*TASK STATEMENT:*
Select, from the data, each line where "MEDICAMENTOS" occurs.

*INPUT MATERIAL:*
· · · · · · ·

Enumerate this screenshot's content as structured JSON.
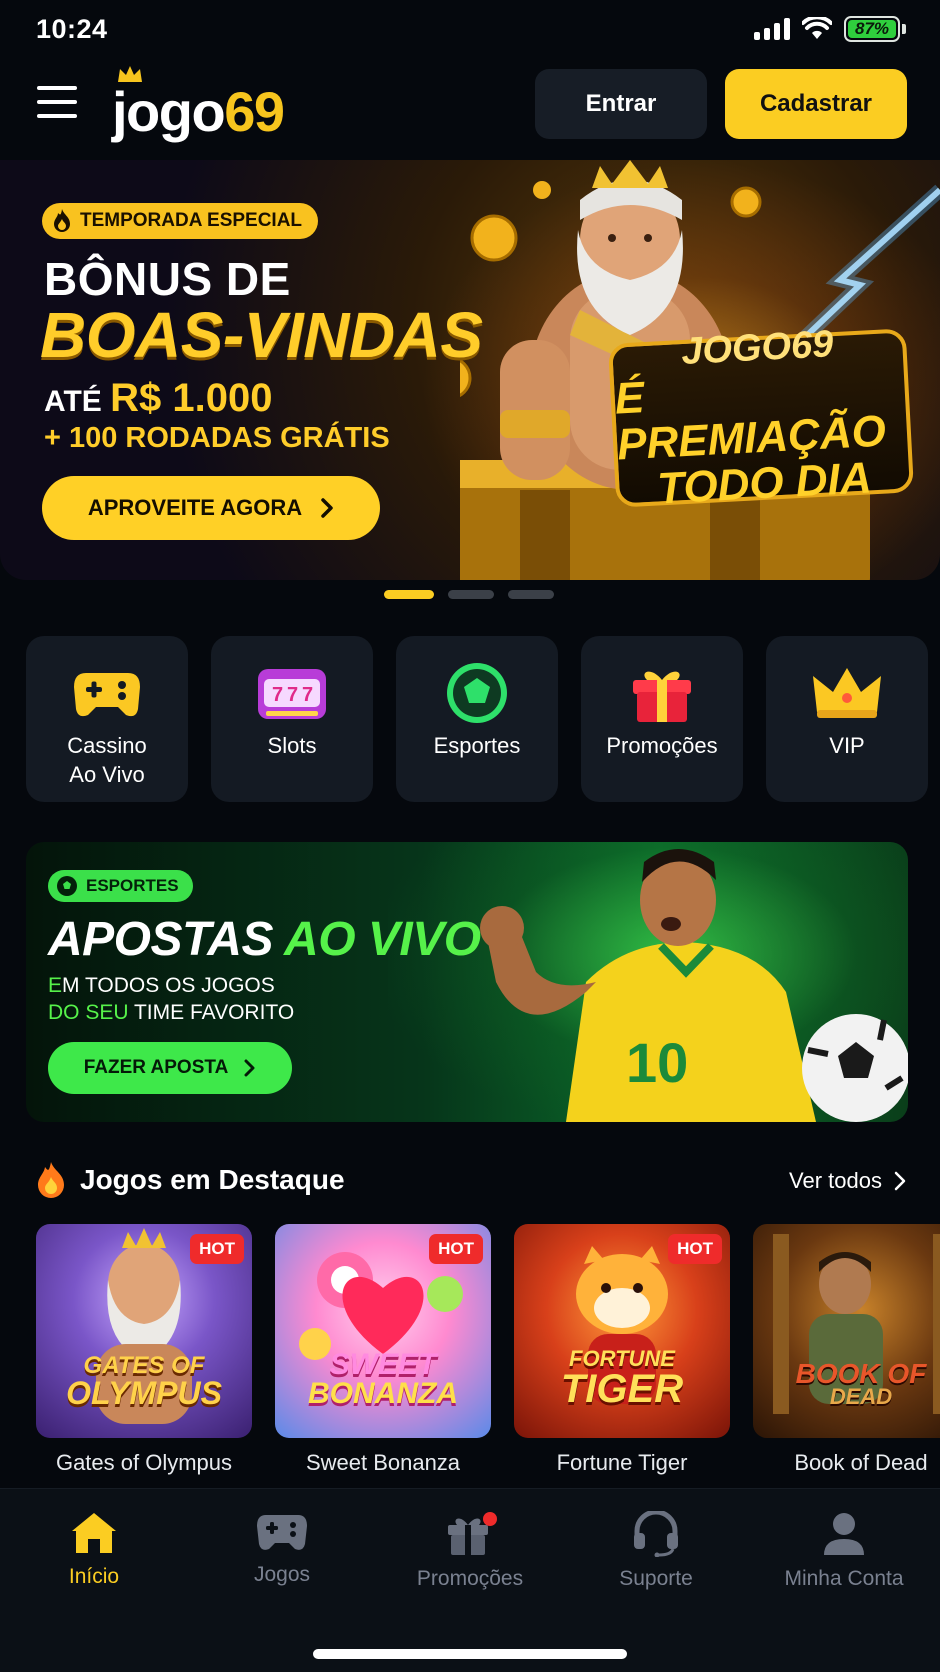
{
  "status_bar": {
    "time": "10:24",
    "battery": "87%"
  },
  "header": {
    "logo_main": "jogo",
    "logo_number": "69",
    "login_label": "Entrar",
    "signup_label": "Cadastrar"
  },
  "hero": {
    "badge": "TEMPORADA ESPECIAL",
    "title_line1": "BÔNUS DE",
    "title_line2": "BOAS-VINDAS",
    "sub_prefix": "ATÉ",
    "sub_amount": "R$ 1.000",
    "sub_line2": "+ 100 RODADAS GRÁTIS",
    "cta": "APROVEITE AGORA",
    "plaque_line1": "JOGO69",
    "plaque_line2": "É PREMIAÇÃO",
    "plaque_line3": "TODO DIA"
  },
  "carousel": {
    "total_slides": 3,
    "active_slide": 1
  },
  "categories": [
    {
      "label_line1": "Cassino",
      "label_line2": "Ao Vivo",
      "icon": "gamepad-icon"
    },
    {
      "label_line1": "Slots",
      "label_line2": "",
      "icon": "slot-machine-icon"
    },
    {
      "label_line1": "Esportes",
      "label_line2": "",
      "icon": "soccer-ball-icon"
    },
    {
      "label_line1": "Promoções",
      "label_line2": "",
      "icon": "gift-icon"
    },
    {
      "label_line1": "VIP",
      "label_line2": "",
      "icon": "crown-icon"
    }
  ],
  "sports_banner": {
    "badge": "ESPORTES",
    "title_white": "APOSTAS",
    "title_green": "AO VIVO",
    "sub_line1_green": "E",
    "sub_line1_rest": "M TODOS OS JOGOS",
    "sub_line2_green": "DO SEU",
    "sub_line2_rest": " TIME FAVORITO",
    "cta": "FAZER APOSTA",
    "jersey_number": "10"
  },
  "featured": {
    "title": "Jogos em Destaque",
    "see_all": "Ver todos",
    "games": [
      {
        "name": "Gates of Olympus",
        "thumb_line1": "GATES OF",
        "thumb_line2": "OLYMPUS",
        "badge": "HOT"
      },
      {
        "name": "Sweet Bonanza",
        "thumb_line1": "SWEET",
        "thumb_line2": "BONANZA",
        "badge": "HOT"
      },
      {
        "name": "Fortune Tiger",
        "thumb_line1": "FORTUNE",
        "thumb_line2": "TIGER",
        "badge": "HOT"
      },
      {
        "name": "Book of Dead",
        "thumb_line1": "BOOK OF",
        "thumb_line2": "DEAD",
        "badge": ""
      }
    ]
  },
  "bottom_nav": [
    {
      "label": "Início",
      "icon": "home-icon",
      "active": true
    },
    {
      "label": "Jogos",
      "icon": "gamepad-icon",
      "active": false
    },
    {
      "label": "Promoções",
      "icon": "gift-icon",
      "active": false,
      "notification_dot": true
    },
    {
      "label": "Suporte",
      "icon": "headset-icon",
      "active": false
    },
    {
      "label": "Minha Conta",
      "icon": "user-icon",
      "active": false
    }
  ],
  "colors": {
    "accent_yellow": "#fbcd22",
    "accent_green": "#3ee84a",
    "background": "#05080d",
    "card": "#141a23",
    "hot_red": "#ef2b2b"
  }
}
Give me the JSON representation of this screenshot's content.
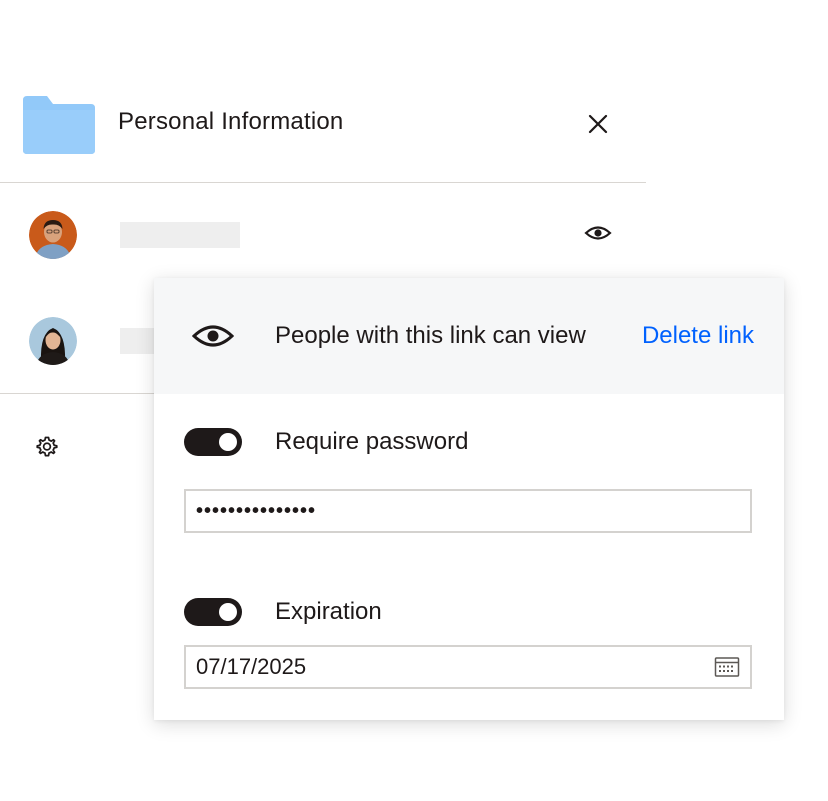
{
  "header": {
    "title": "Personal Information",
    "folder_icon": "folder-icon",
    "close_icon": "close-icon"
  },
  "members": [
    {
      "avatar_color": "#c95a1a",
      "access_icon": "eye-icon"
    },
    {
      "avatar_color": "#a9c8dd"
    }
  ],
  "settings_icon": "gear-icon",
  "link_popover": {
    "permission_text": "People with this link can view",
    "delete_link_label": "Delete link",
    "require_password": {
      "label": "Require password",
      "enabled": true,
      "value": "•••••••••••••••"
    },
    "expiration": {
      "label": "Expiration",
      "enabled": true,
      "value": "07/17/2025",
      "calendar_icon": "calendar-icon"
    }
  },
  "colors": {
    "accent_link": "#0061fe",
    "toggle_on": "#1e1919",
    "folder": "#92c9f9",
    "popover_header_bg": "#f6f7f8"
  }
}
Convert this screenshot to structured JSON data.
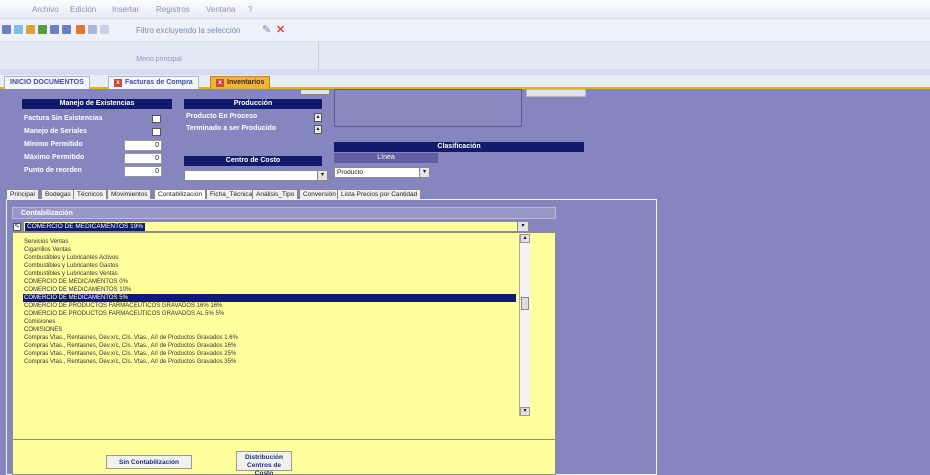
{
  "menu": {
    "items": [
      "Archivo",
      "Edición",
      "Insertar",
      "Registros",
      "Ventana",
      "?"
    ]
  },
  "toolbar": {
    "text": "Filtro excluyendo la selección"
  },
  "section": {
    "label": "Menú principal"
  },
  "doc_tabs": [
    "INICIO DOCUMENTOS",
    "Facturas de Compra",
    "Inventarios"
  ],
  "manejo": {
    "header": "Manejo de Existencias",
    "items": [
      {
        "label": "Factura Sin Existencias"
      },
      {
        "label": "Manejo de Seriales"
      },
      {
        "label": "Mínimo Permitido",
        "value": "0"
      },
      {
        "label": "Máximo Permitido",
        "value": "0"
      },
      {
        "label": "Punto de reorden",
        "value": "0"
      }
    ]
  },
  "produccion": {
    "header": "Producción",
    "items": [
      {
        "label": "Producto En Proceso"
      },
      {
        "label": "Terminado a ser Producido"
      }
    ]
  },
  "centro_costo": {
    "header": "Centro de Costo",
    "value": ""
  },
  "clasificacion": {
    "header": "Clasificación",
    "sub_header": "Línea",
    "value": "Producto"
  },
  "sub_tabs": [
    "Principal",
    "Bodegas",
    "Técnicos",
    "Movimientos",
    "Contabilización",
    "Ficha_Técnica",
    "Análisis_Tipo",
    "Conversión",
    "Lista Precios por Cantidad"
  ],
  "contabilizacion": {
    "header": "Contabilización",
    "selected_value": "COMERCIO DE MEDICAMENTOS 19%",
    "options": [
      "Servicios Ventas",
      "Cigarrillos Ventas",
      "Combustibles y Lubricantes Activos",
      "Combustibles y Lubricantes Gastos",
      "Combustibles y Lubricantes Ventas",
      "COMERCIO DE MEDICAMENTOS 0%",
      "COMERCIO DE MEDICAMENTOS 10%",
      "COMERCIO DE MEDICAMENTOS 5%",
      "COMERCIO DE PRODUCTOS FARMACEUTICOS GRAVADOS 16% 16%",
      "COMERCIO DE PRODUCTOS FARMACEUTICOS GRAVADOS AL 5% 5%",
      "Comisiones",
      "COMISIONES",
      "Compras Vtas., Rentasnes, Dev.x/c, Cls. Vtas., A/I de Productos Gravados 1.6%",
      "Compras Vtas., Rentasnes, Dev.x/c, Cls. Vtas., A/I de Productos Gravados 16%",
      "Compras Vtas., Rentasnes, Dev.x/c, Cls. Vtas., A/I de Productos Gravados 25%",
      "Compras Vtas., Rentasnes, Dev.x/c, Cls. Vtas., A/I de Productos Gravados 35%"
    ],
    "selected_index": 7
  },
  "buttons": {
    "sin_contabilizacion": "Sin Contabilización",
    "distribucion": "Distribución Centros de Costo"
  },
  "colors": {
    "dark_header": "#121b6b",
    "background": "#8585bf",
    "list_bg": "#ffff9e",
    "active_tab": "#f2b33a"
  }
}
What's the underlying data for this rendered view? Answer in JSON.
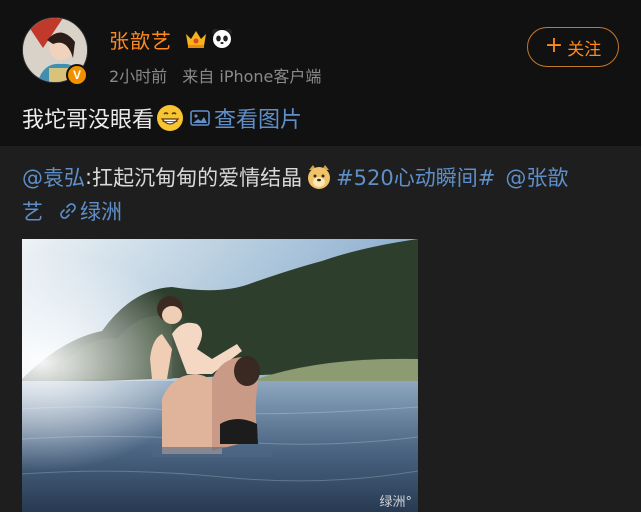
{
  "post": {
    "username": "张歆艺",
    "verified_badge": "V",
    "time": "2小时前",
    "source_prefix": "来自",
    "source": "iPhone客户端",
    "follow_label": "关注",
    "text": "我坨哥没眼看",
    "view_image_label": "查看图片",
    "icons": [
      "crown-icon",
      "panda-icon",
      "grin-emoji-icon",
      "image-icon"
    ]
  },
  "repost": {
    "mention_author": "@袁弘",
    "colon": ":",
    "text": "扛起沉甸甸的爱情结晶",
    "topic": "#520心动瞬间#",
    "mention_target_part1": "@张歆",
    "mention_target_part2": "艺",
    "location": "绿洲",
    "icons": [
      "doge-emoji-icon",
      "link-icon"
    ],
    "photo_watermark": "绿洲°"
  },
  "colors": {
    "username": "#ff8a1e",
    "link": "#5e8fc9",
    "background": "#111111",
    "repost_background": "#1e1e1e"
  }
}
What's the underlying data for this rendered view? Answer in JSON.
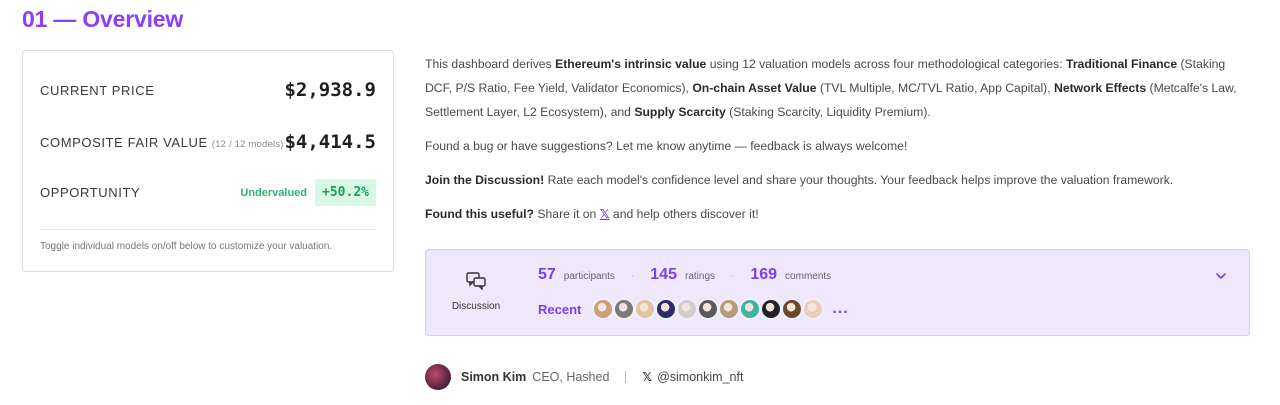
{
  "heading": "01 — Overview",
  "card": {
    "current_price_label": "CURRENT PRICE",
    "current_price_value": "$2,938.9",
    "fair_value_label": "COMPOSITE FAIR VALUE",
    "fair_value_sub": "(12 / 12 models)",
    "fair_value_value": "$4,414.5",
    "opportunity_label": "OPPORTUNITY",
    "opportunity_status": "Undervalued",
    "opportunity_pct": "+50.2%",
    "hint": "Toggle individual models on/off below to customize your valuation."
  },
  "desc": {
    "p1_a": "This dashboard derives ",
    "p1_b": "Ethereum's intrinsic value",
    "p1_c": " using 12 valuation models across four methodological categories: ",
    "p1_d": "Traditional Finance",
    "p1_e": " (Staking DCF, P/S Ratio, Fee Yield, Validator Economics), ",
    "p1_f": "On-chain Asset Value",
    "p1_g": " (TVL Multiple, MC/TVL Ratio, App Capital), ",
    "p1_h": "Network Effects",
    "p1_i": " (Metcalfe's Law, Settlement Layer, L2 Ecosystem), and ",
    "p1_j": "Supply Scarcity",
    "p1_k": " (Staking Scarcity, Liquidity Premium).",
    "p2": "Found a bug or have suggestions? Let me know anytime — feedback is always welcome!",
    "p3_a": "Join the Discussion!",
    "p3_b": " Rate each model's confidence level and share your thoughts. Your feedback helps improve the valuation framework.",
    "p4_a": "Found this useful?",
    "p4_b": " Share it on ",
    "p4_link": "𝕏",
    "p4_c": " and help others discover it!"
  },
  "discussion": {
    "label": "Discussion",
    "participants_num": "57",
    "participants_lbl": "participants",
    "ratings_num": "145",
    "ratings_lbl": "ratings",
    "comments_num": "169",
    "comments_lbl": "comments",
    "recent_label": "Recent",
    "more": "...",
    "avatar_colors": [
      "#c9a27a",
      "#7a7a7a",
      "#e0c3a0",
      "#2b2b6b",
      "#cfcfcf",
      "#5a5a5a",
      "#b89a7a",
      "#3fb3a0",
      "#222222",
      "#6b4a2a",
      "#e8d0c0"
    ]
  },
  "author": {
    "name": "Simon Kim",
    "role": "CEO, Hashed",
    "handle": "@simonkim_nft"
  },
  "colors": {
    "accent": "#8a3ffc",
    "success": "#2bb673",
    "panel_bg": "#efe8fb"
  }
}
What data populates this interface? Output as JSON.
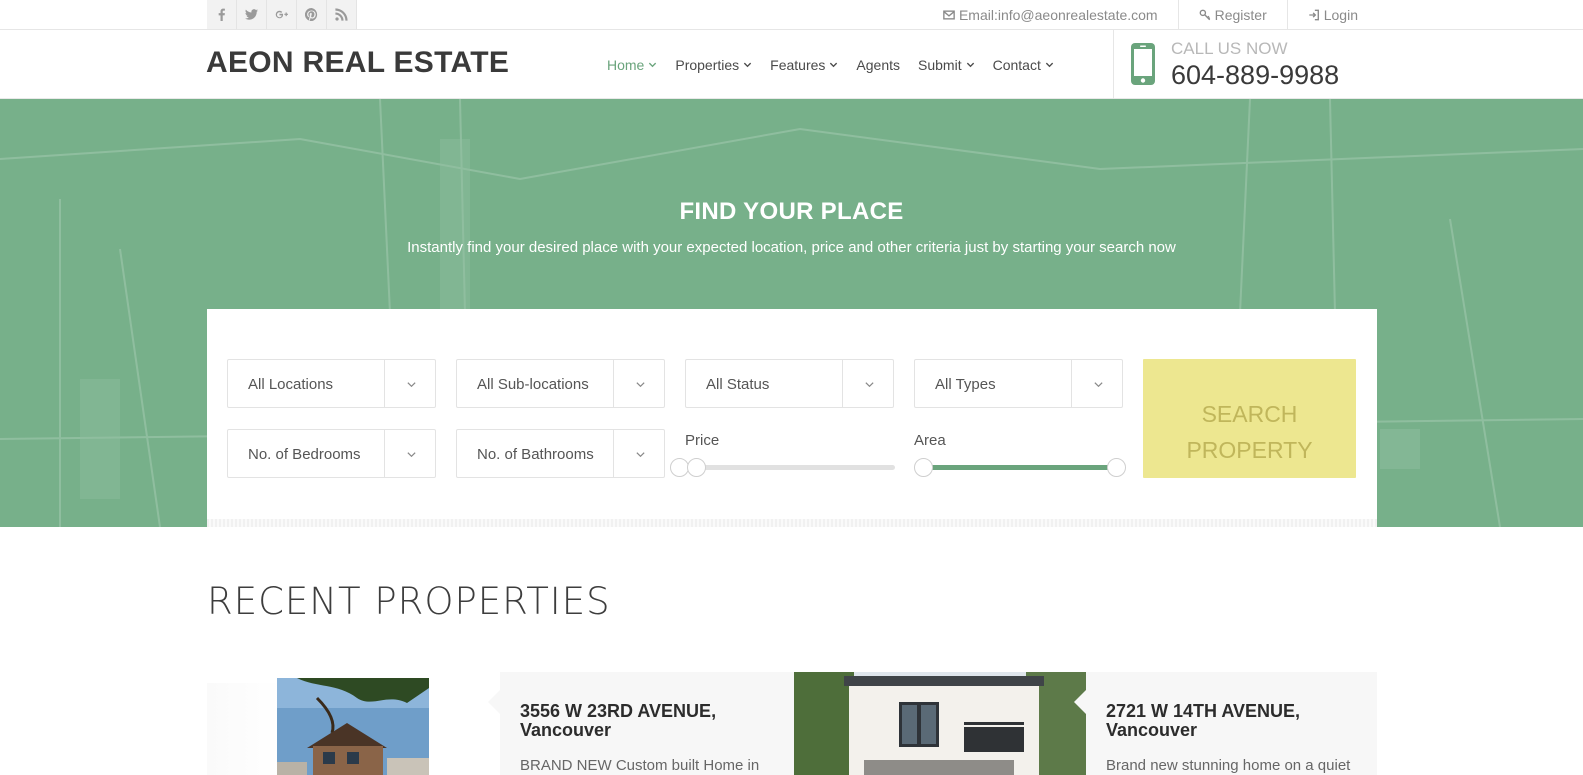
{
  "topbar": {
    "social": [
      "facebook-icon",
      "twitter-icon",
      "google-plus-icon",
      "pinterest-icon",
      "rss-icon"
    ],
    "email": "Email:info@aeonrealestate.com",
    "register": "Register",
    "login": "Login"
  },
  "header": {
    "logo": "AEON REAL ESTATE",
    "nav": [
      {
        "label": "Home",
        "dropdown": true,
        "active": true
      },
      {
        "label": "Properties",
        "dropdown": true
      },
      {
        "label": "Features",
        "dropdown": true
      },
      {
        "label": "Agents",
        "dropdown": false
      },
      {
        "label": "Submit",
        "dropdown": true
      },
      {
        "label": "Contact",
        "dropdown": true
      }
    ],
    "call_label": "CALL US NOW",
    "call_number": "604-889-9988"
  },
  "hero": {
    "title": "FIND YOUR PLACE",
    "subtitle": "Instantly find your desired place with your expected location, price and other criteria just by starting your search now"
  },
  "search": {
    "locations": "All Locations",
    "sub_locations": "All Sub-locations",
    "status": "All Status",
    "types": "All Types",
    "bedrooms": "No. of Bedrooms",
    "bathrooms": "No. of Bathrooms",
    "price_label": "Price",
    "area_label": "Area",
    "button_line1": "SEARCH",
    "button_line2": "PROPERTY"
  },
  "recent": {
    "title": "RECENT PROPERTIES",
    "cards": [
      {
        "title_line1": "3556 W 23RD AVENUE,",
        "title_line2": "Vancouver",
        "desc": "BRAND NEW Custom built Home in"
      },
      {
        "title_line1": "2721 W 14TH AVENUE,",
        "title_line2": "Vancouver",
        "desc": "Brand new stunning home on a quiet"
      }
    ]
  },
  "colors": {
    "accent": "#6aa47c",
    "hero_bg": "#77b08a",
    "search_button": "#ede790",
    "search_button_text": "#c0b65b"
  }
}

· · · · · · ·

*SOLUTION:*
    "selected_value": "COMERCIO DE MEDICAMENTOS 19%",
      "COMERCIO DE MEDICAMENTOS 0%",
      "COMERCIO DE MEDICAMENTOS 10%",
      "COMERCIO DE MEDICAMENTOS 5%",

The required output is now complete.